[Opening RECORDED INFORMATION section]

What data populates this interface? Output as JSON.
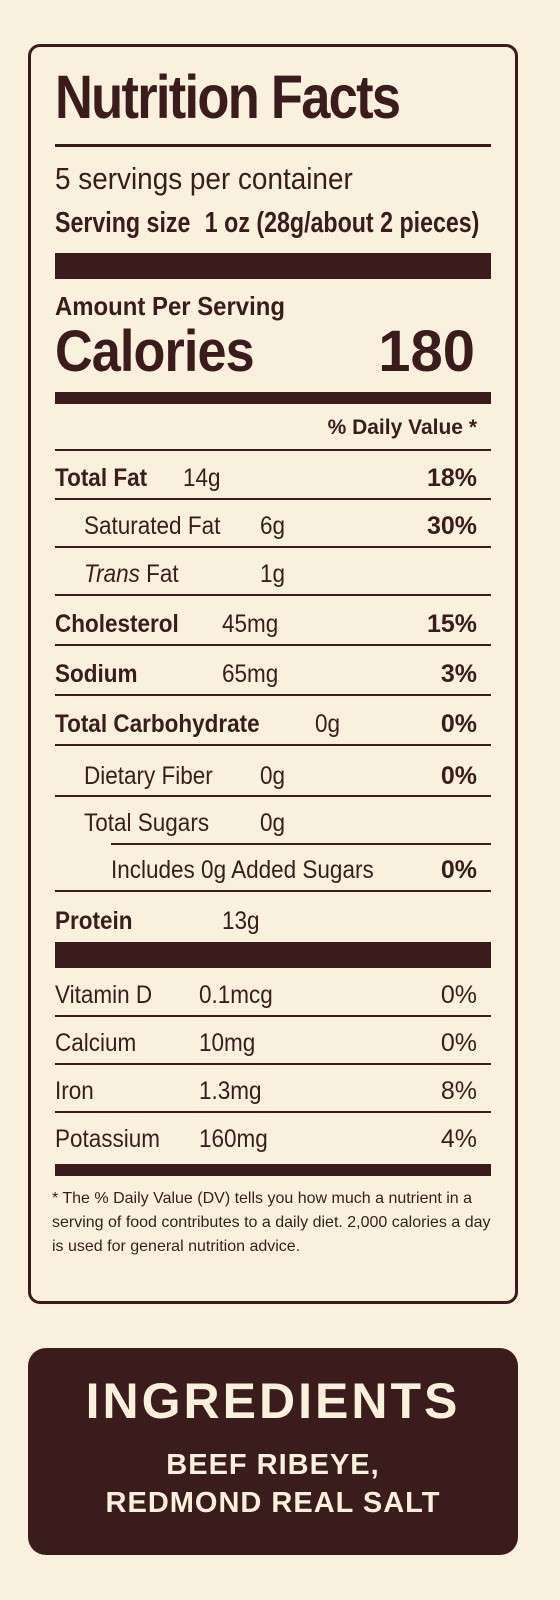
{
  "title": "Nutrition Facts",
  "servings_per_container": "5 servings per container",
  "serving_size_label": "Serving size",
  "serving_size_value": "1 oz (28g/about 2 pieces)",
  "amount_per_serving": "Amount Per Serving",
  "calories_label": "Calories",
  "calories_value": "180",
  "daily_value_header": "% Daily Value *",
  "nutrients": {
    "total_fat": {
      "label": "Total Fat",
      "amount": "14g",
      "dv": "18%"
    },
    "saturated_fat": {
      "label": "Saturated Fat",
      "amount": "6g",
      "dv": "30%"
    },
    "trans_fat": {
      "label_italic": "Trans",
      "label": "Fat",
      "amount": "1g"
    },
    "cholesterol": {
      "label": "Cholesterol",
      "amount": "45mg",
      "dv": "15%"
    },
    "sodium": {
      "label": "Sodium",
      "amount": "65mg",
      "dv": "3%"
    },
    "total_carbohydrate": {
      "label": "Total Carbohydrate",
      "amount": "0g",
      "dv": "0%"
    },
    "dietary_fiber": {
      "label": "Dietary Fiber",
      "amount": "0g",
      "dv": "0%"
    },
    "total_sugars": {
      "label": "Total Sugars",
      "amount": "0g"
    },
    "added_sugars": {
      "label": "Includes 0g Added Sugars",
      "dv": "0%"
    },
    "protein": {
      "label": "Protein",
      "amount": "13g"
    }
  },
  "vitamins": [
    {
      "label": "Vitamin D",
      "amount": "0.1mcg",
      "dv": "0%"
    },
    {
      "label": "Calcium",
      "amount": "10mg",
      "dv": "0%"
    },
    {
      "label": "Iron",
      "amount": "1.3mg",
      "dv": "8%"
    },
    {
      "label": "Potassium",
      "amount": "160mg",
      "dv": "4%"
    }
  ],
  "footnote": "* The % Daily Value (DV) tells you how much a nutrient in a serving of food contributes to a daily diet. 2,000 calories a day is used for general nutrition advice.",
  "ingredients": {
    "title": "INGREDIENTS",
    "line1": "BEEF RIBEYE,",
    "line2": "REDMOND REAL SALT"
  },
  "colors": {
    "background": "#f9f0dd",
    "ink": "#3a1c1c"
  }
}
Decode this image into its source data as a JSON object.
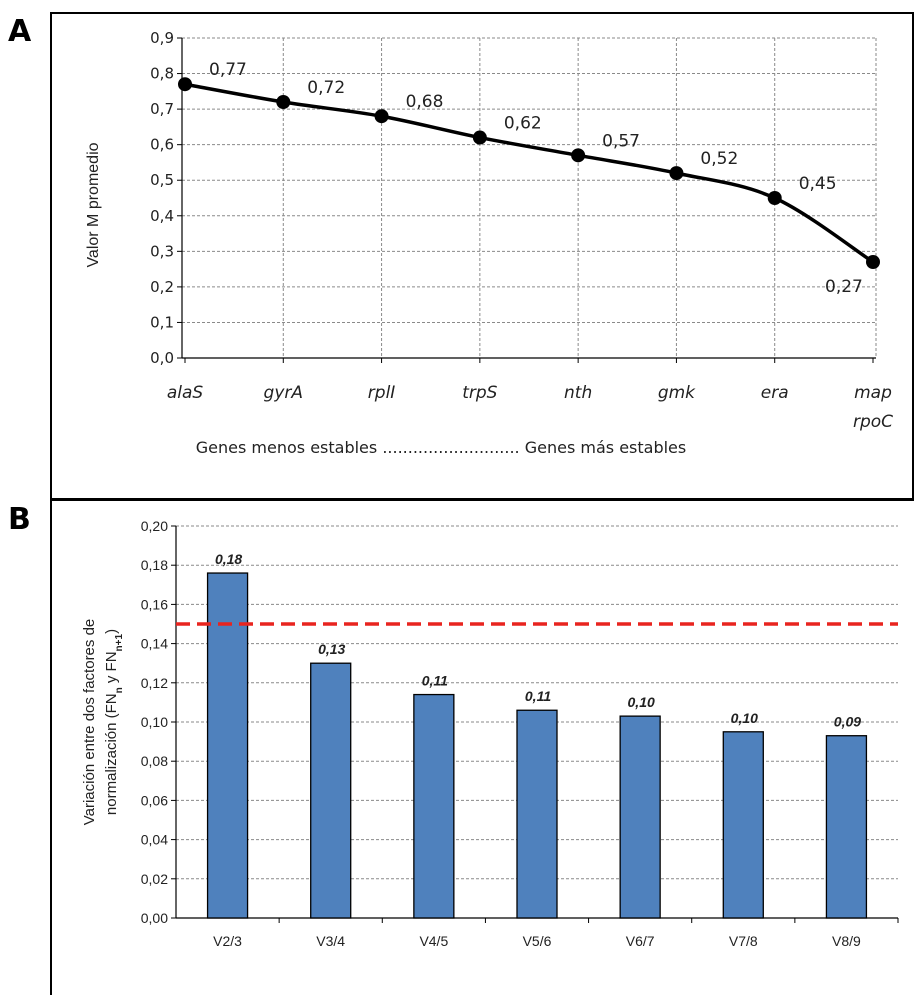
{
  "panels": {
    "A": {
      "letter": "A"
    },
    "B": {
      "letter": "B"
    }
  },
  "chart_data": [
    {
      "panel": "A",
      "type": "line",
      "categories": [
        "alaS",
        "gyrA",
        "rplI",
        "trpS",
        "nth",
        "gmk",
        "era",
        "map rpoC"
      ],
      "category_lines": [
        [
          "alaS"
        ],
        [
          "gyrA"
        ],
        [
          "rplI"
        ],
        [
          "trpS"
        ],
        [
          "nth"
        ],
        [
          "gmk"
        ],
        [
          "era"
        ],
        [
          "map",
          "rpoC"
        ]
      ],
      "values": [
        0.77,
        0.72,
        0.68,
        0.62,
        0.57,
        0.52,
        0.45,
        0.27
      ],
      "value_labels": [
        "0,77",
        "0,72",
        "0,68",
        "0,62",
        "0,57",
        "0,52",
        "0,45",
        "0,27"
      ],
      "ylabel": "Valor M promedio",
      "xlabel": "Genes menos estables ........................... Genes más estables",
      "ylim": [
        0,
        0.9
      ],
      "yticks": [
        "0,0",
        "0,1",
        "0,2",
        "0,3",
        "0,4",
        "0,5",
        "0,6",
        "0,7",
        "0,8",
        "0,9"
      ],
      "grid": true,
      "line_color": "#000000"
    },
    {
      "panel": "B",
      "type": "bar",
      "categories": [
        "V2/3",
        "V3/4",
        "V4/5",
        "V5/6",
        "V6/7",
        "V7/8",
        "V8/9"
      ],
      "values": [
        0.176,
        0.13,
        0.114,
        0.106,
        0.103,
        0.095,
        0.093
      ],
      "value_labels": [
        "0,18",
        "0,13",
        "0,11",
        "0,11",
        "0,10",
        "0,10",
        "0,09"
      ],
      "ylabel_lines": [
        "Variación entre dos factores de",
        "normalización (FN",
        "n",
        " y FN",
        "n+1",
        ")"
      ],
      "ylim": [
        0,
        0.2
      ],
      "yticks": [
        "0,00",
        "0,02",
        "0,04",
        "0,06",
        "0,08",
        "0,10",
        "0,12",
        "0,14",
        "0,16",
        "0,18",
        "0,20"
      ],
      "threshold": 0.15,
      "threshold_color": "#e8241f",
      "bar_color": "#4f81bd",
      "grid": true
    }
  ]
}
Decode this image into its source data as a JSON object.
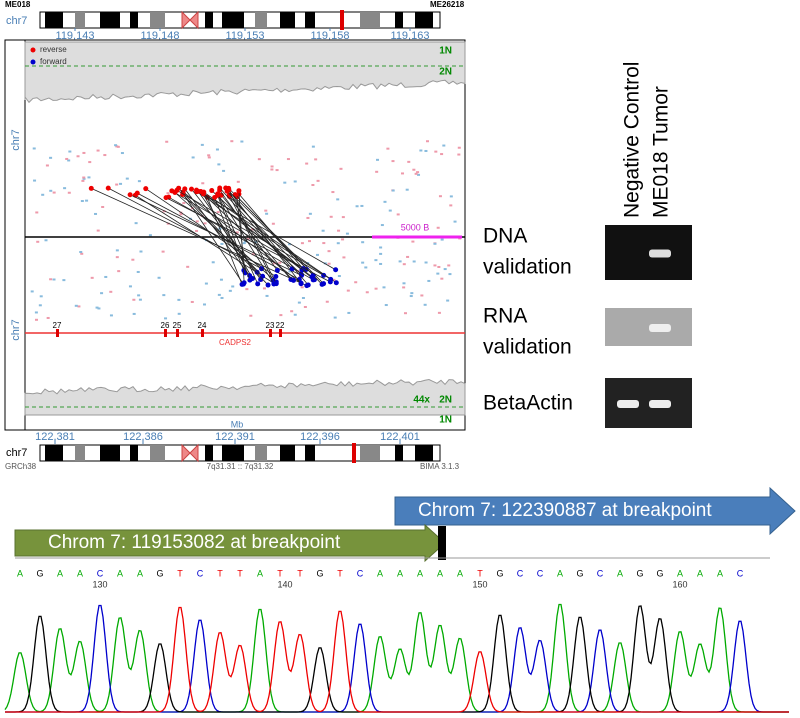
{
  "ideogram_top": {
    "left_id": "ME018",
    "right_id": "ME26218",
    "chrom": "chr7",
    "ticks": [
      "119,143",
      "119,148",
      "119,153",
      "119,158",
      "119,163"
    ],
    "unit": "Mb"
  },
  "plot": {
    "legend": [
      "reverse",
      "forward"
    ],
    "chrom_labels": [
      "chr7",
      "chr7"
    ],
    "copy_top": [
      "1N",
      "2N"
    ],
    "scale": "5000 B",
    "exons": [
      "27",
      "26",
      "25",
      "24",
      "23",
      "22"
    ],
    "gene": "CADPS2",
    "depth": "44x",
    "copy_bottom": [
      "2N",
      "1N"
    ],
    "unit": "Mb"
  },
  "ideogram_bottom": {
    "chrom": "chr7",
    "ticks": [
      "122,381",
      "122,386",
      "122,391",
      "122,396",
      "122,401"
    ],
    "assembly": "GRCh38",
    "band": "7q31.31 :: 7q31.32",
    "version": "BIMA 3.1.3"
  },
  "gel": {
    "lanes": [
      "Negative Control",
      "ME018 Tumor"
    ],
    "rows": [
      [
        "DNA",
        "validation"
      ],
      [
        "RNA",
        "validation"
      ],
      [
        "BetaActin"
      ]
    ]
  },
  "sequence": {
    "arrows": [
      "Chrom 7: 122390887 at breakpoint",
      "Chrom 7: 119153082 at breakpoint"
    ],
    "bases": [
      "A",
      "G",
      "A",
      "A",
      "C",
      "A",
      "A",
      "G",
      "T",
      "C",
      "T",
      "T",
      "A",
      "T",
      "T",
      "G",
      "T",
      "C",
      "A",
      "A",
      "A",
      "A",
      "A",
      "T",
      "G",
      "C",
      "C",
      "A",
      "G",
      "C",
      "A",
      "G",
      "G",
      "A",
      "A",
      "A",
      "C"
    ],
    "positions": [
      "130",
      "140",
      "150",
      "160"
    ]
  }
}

[Closing RECORDED INFORMATION section]

> WORK REQUEST: Each record must be repeated verbatim, and no picture may appear in the copy.

> SOLUTION FOR THIS PROBLEM:
What data populates this interface? Output as JSON.
{
  "title": "Nutrition Facts",
  "servings_per_container": "5 servings per container",
  "serving_size_label": "Serving size",
  "serving_size_value": "1 oz (28g/about 2 pieces)",
  "amount_per_serving": "Amount Per Serving",
  "calories_label": "Calories",
  "calories_value": "180",
  "daily_value_header": "% Daily Value *",
  "nutrients": {
    "total_fat": {
      "label": "Total Fat",
      "amount": "14g",
      "dv": "18%"
    },
    "saturated_fat": {
      "label": "Saturated Fat",
      "amount": "6g",
      "dv": "30%"
    },
    "trans_fat": {
      "label_italic": "Trans",
      "label": "Fat",
      "amount": "1g"
    },
    "cholesterol": {
      "label": "Cholesterol",
      "amount": "45mg",
      "dv": "15%"
    },
    "sodium": {
      "label": "Sodium",
      "amount": "65mg",
      "dv": "3%"
    },
    "total_carbohydrate": {
      "label": "Total Carbohydrate",
      "amount": "0g",
      "dv": "0%"
    },
    "dietary_fiber": {
      "label": "Dietary Fiber",
      "amount": "0g",
      "dv": "0%"
    },
    "total_sugars": {
      "label": "Total Sugars",
      "amount": "0g"
    },
    "added_sugars": {
      "label": "Includes 0g Added Sugars",
      "dv": "0%"
    },
    "protein": {
      "label": "Protein",
      "amount": "13g"
    }
  },
  "vitamins": [
    {
      "label": "Vitamin D",
      "amount": "0.1mcg",
      "dv": "0%"
    },
    {
      "label": "Calcium",
      "amount": "10mg",
      "dv": "0%"
    },
    {
      "label": "Iron",
      "amount": "1.3mg",
      "dv": "8%"
    },
    {
      "label": "Potassium",
      "amount": "160mg",
      "dv": "4%"
    }
  ],
  "footnote": "* The % Daily Value (DV) tells you how much a nutrient in a serving of food contributes to a daily diet. 2,000 calories a day is used for general nutrition advice.",
  "ingredients": {
    "title": "INGREDIENTS",
    "line1": "BEEF RIBEYE,",
    "line2": "REDMOND REAL SALT"
  },
  "colors": {
    "background": "#f9f0dd",
    "ink": "#3a1c1c"
  }
}
Decode this image into its source data as a JSON object.
{
  "panels": {
    "A": {
      "letter": "A"
    },
    "B": {
      "letter": "B"
    }
  },
  "chart_data": [
    {
      "panel": "A",
      "type": "line",
      "categories": [
        "alaS",
        "gyrA",
        "rplI",
        "trpS",
        "nth",
        "gmk",
        "era",
        "map rpoC"
      ],
      "category_lines": [
        [
          "alaS"
        ],
        [
          "gyrA"
        ],
        [
          "rplI"
        ],
        [
          "trpS"
        ],
        [
          "nth"
        ],
        [
          "gmk"
        ],
        [
          "era"
        ],
        [
          "map",
          "rpoC"
        ]
      ],
      "values": [
        0.77,
        0.72,
        0.68,
        0.62,
        0.57,
        0.52,
        0.45,
        0.27
      ],
      "value_labels": [
        "0,77",
        "0,72",
        "0,68",
        "0,62",
        "0,57",
        "0,52",
        "0,45",
        "0,27"
      ],
      "ylabel": "Valor M promedio",
      "xlabel": "Genes menos estables ........................... Genes más estables",
      "ylim": [
        0,
        0.9
      ],
      "yticks": [
        "0,0",
        "0,1",
        "0,2",
        "0,3",
        "0,4",
        "0,5",
        "0,6",
        "0,7",
        "0,8",
        "0,9"
      ],
      "grid": true,
      "line_color": "#000000"
    },
    {
      "panel": "B",
      "type": "bar",
      "categories": [
        "V2/3",
        "V3/4",
        "V4/5",
        "V5/6",
        "V6/7",
        "V7/8",
        "V8/9"
      ],
      "values": [
        0.176,
        0.13,
        0.114,
        0.106,
        0.103,
        0.095,
        0.093
      ],
      "value_labels": [
        "0,18",
        "0,13",
        "0,11",
        "0,11",
        "0,10",
        "0,10",
        "0,09"
      ],
      "ylabel_lines": [
        "Variación entre dos factores de",
        "normalización (FN",
        "n",
        " y FN",
        "n+1",
        ")"
      ],
      "ylim": [
        0,
        0.2
      ],
      "yticks": [
        "0,00",
        "0,02",
        "0,04",
        "0,06",
        "0,08",
        "0,10",
        "0,12",
        "0,14",
        "0,16",
        "0,18",
        "0,20"
      ],
      "threshold": 0.15,
      "threshold_color": "#e8241f",
      "bar_color": "#4f81bd",
      "grid": true
    }
  ]
}
Decode this image into its source data as a JSON object.
{
  "ideogram_top": {
    "left_id": "ME018",
    "right_id": "ME26218",
    "chrom": "chr7",
    "ticks": [
      "119,143",
      "119,148",
      "119,153",
      "119,158",
      "119,163"
    ],
    "unit": "Mb"
  },
  "plot": {
    "legend": [
      "reverse",
      "forward"
    ],
    "chrom_labels": [
      "chr7",
      "chr7"
    ],
    "copy_top": [
      "1N",
      "2N"
    ],
    "scale": "5000 B",
    "exons": [
      "27",
      "26",
      "25",
      "24",
      "23",
      "22"
    ],
    "gene": "CADPS2",
    "depth": "44x",
    "copy_bottom": [
      "2N",
      "1N"
    ],
    "unit": "Mb"
  },
  "ideogram_bottom": {
    "chrom": "chr7",
    "ticks": [
      "122,381",
      "122,386",
      "122,391",
      "122,396",
      "122,401"
    ],
    "assembly": "GRCh38",
    "band": "7q31.31 :: 7q31.32",
    "version": "BIMA 3.1.3"
  },
  "gel": {
    "lanes": [
      "Negative Control",
      "ME018 Tumor"
    ],
    "rows": [
      [
        "DNA",
        "validation"
      ],
      [
        "RNA",
        "validation"
      ],
      [
        "BetaActin"
      ]
    ]
  },
  "sequence": {
    "arrows": [
      "Chrom 7: 122390887 at breakpoint",
      "Chrom 7: 119153082 at breakpoint"
    ],
    "bases": [
      "A",
      "G",
      "A",
      "A",
      "C",
      "A",
      "A",
      "G",
      "T",
      "C",
      "T",
      "T",
      "A",
      "T",
      "T",
      "G",
      "T",
      "C",
      "A",
      "A",
      "A",
      "A",
      "A",
      "T",
      "G",
      "C",
      "C",
      "A",
      "G",
      "C",
      "A",
      "G",
      "G",
      "A",
      "A",
      "A",
      "C"
    ],
    "positions": [
      "130",
      "140",
      "150",
      "160"
    ]
  }
}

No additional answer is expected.